> PROBLEM
Transcribe the listing exactly, leaving out every picture.

----

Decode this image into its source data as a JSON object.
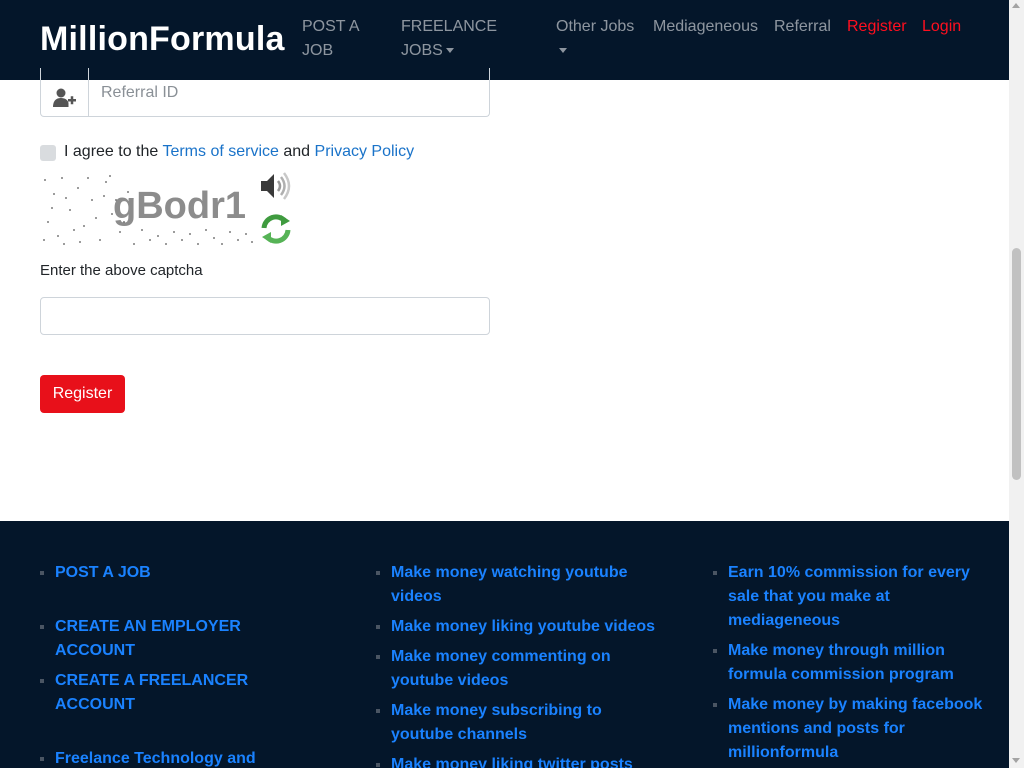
{
  "navbar": {
    "brand": "MillionFormula",
    "items": [
      {
        "label": "POST A",
        "label2": "JOB"
      },
      {
        "label": "FREELANCE",
        "label2": "JOBS"
      },
      {
        "label": "Other Jobs"
      },
      {
        "label": "Mediageneous"
      },
      {
        "label": "Referral"
      },
      {
        "label": "Register"
      },
      {
        "label": "Login"
      }
    ]
  },
  "form": {
    "referral_placeholder": "Referral ID",
    "agree_prefix": "I agree to the",
    "terms_link": "Terms of service",
    "agree_and": "and",
    "privacy_link": "Privacy Policy",
    "captcha_text": "gBodr1",
    "captcha_label": "Enter the above captcha",
    "captcha_value": "",
    "register_button": "Register"
  },
  "footer": {
    "col1": [
      "POST A JOB",
      "CREATE AN EMPLOYER ACCOUNT",
      "CREATE A FREELANCER ACCOUNT",
      "Freelance Technology and"
    ],
    "col2": [
      "Make money watching youtube videos",
      "Make money liking youtube videos",
      "Make money commenting on youtube videos",
      "Make money subscribing to youtube channels",
      "Make money liking twitter posts"
    ],
    "col3": [
      "Earn 10% commission for every sale that you make at mediageneous",
      "Make money through million formula commission program",
      "Make money by making facebook mentions and posts for millionformula"
    ]
  },
  "colors": {
    "navbar_bg": "#04162a",
    "accent_red": "#e8101a",
    "link_blue": "#1a73c9",
    "footer_link": "#1a82ff"
  }
}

----

> OUTPUT FOR THIS EXERCISE
Decode this image into its source data as a JSON object.
{
  "navbar": {
    "brand": "MillionFormula",
    "items": [
      {
        "label": "POST A",
        "label2": "JOB"
      },
      {
        "label": "FREELANCE",
        "label2": "JOBS"
      },
      {
        "label": "Other Jobs"
      },
      {
        "label": "Mediageneous"
      },
      {
        "label": "Referral"
      },
      {
        "label": "Register"
      },
      {
        "label": "Login"
      }
    ]
  },
  "form": {
    "referral_placeholder": "Referral ID",
    "agree_prefix": "I agree to the",
    "terms_link": "Terms of service",
    "agree_and": "and",
    "privacy_link": "Privacy Policy",
    "captcha_text": "gBodr1",
    "captcha_label": "Enter the above captcha",
    "captcha_value": "",
    "register_button": "Register"
  },
  "footer": {
    "col1": [
      "POST A JOB",
      "CREATE AN EMPLOYER ACCOUNT",
      "CREATE A FREELANCER ACCOUNT",
      "Freelance Technology and"
    ],
    "col2": [
      "Make money watching youtube videos",
      "Make money liking youtube videos",
      "Make money commenting on youtube videos",
      "Make money subscribing to youtube channels",
      "Make money liking twitter posts"
    ],
    "col3": [
      "Earn 10% commission for every sale that you make at mediageneous",
      "Make money through million formula commission program",
      "Make money by making facebook mentions and posts for millionformula"
    ]
  },
  "colors": {
    "navbar_bg": "#04162a",
    "accent_red": "#e8101a",
    "link_blue": "#1a73c9",
    "footer_link": "#1a82ff"
  }
}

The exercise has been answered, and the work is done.